- TASK DIRECTIONS
Copy the data exactly; pictures stay out of the copy.

- MATERIAL SHOWN
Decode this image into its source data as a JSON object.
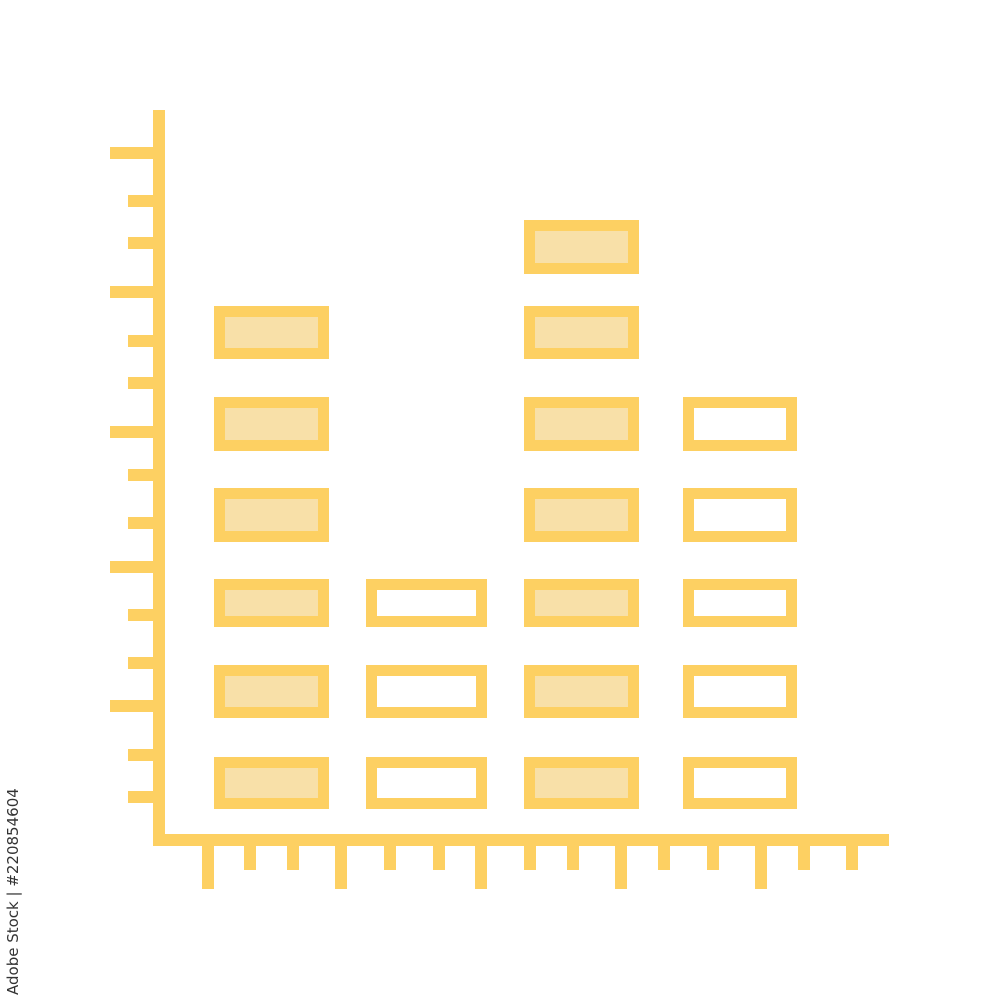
{
  "chart_data": {
    "type": "bar",
    "title": "",
    "xlabel": "",
    "ylabel": "",
    "categories": [
      "",
      "",
      "",
      ""
    ],
    "values": [
      6,
      3,
      7,
      5
    ],
    "ylim": [
      0,
      7
    ],
    "grid": false,
    "style": "stacked-blocks-icon",
    "filled": [
      true,
      false,
      true,
      false
    ]
  },
  "colors": {
    "stroke": "#FDD062",
    "fill": "#F8E0A8",
    "background": "#FFFFFF"
  },
  "watermark": {
    "text": "Adobe Stock | #220854604"
  }
}
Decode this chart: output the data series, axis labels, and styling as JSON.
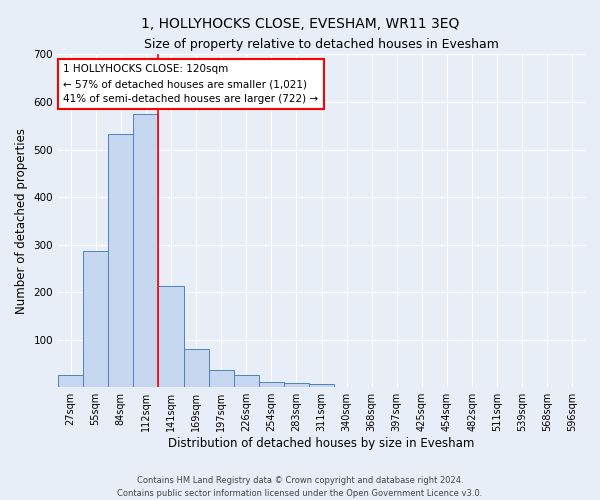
{
  "title": "1, HOLLYHOCKS CLOSE, EVESHAM, WR11 3EQ",
  "subtitle": "Size of property relative to detached houses in Evesham",
  "xlabel": "Distribution of detached houses by size in Evesham",
  "ylabel": "Number of detached properties",
  "bar_labels": [
    "27sqm",
    "55sqm",
    "84sqm",
    "112sqm",
    "141sqm",
    "169sqm",
    "197sqm",
    "226sqm",
    "254sqm",
    "283sqm",
    "311sqm",
    "340sqm",
    "368sqm",
    "397sqm",
    "425sqm",
    "454sqm",
    "482sqm",
    "511sqm",
    "539sqm",
    "568sqm",
    "596sqm"
  ],
  "bar_heights": [
    25,
    287,
    533,
    575,
    213,
    80,
    37,
    25,
    12,
    8,
    6,
    0,
    0,
    0,
    0,
    0,
    0,
    0,
    0,
    0,
    0
  ],
  "bar_color": "#c5d8f0",
  "bar_edge_color": "#4f81bd",
  "annotation_text": "1 HOLLYHOCKS CLOSE: 120sqm\n← 57% of detached houses are smaller (1,021)\n41% of semi-detached houses are larger (722) →",
  "annotation_box_color": "white",
  "annotation_box_edge_color": "red",
  "red_line_index": 3,
  "ylim": [
    0,
    700
  ],
  "yticks": [
    0,
    100,
    200,
    300,
    400,
    500,
    600,
    700
  ],
  "footer_line1": "Contains HM Land Registry data © Crown copyright and database right 2024.",
  "footer_line2": "Contains public sector information licensed under the Open Government Licence v3.0.",
  "bg_color": "#e8eef8",
  "plot_bg_color": "#e8eef8",
  "grid_color": "#ffffff",
  "title_fontsize": 10,
  "subtitle_fontsize": 9,
  "tick_fontsize": 7,
  "ylabel_fontsize": 8.5,
  "xlabel_fontsize": 8.5,
  "annotation_fontsize": 7.5
}
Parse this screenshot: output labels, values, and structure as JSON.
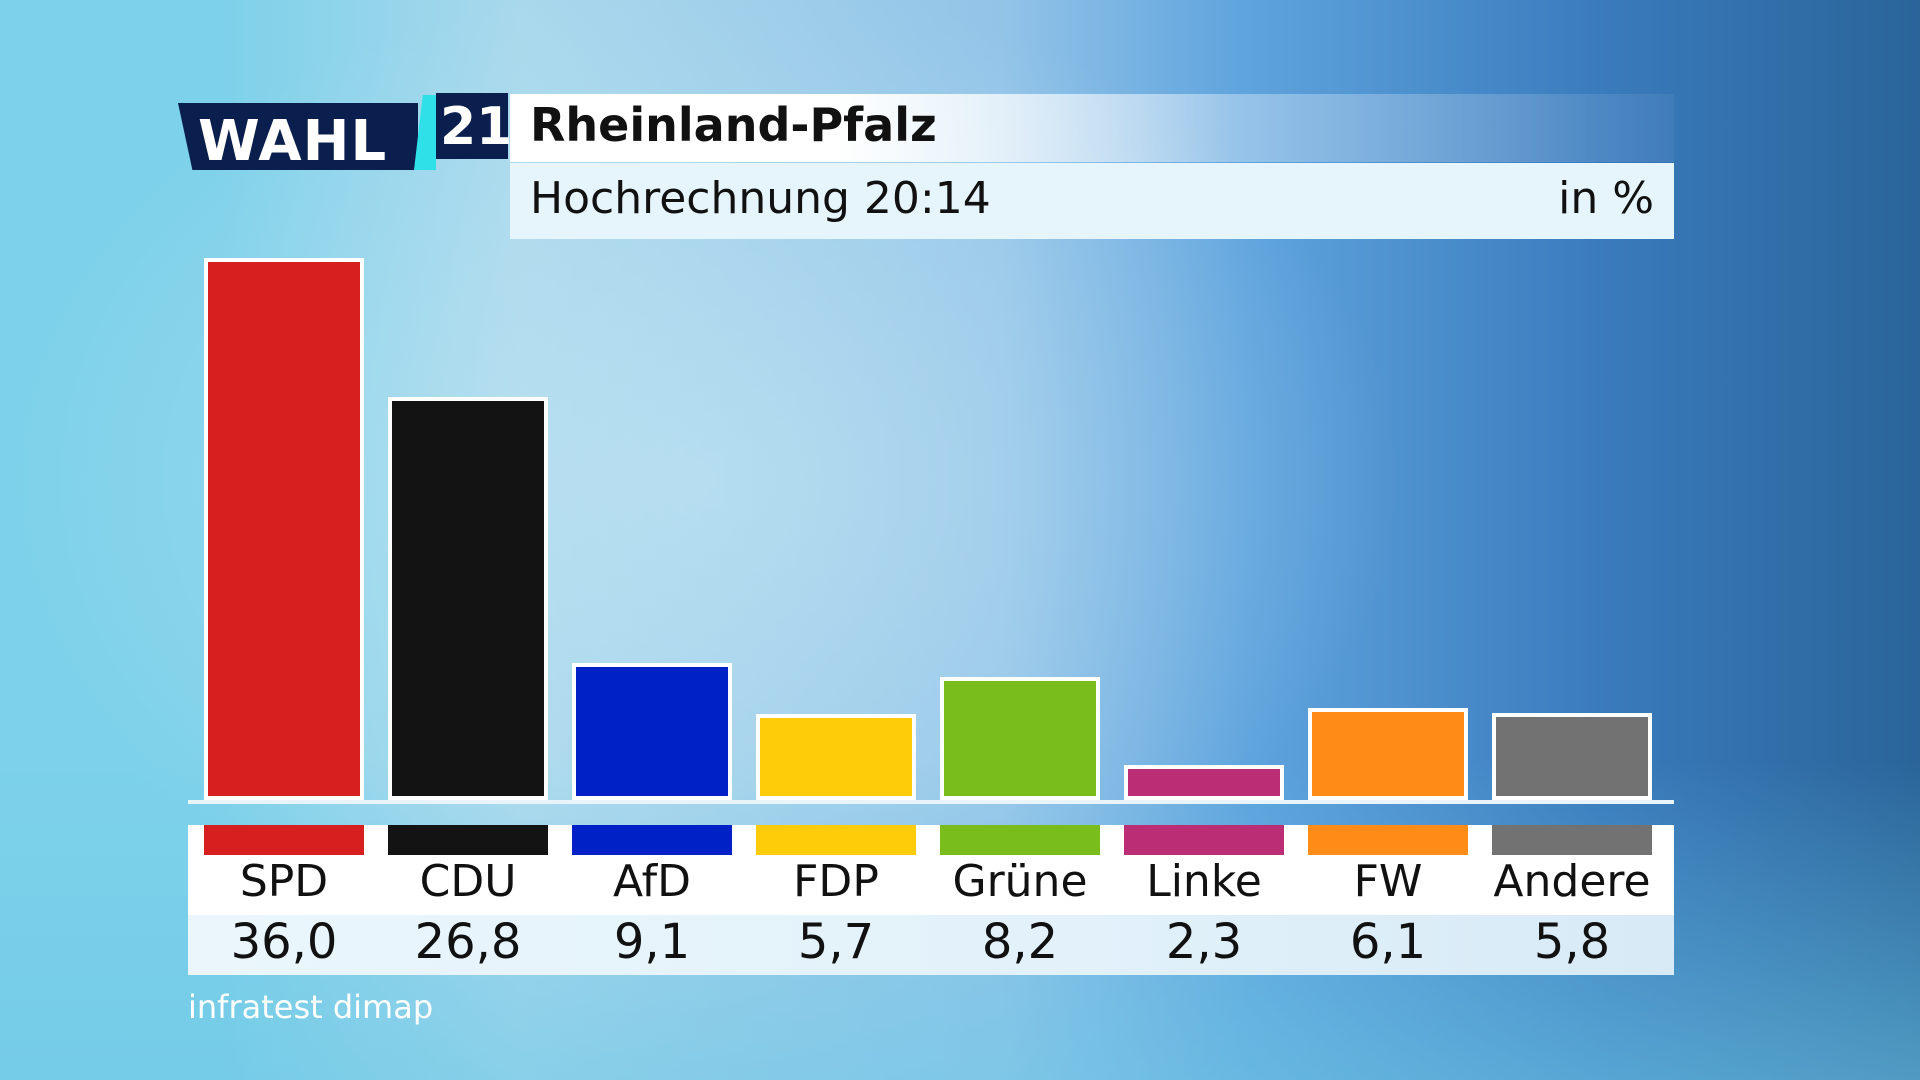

- TASK SOLUTION
Decode this image into its source data as a JSON object.
{
  "chart_data": {
    "type": "bar",
    "title": "",
    "xlabel": "",
    "ylabel": "",
    "categories": [
      "",
      "",
      "",
      ""
    ],
    "values": [
      6,
      3,
      7,
      5
    ],
    "ylim": [
      0,
      7
    ],
    "grid": false,
    "style": "stacked-blocks-icon",
    "filled": [
      true,
      false,
      true,
      false
    ]
  },
  "colors": {
    "stroke": "#FDD062",
    "fill": "#F8E0A8",
    "background": "#FFFFFF"
  },
  "watermark": {
    "text": "Adobe Stock | #220854604"
  }
}
Decode this chart: output the data series, axis labels, and styling as JSON.
{
  "title": "1, HOLLYHOCKS CLOSE, EVESHAM, WR11 3EQ",
  "subtitle": "Size of property relative to detached houses in Evesham",
  "xlabel": "Distribution of detached houses by size in Evesham",
  "ylabel": "Number of detached properties",
  "bar_labels": [
    "27sqm",
    "55sqm",
    "84sqm",
    "112sqm",
    "141sqm",
    "169sqm",
    "197sqm",
    "226sqm",
    "254sqm",
    "283sqm",
    "311sqm",
    "340sqm",
    "368sqm",
    "397sqm",
    "425sqm",
    "454sqm",
    "482sqm",
    "511sqm",
    "539sqm",
    "568sqm",
    "596sqm"
  ],
  "bar_heights": [
    25,
    287,
    533,
    575,
    213,
    80,
    37,
    25,
    12,
    8,
    6,
    0,
    0,
    0,
    0,
    0,
    0,
    0,
    0,
    0,
    0
  ],
  "bar_color": "#c5d8f0",
  "bar_edge_color": "#4f81bd",
  "annotation_text": "1 HOLLYHOCKS CLOSE: 120sqm\n← 57% of detached houses are smaller (1,021)\n41% of semi-detached houses are larger (722) →",
  "annotation_box_color": "white",
  "annotation_box_edge_color": "red",
  "red_line_index": 3,
  "ylim": [
    0,
    700
  ],
  "yticks": [
    0,
    100,
    200,
    300,
    400,
    500,
    600,
    700
  ],
  "footer_line1": "Contains HM Land Registry data © Crown copyright and database right 2024.",
  "footer_line2": "Contains public sector information licensed under the Open Government Licence v3.0.",
  "bg_color": "#e8eef8",
  "plot_bg_color": "#e8eef8",
  "grid_color": "#ffffff",
  "title_fontsize": 10,
  "subtitle_fontsize": 9,
  "tick_fontsize": 7,
  "ylabel_fontsize": 8.5,
  "xlabel_fontsize": 8.5,
  "annotation_fontsize": 7.5
}
Parse this screenshot: output labels, values, and structure as JSON.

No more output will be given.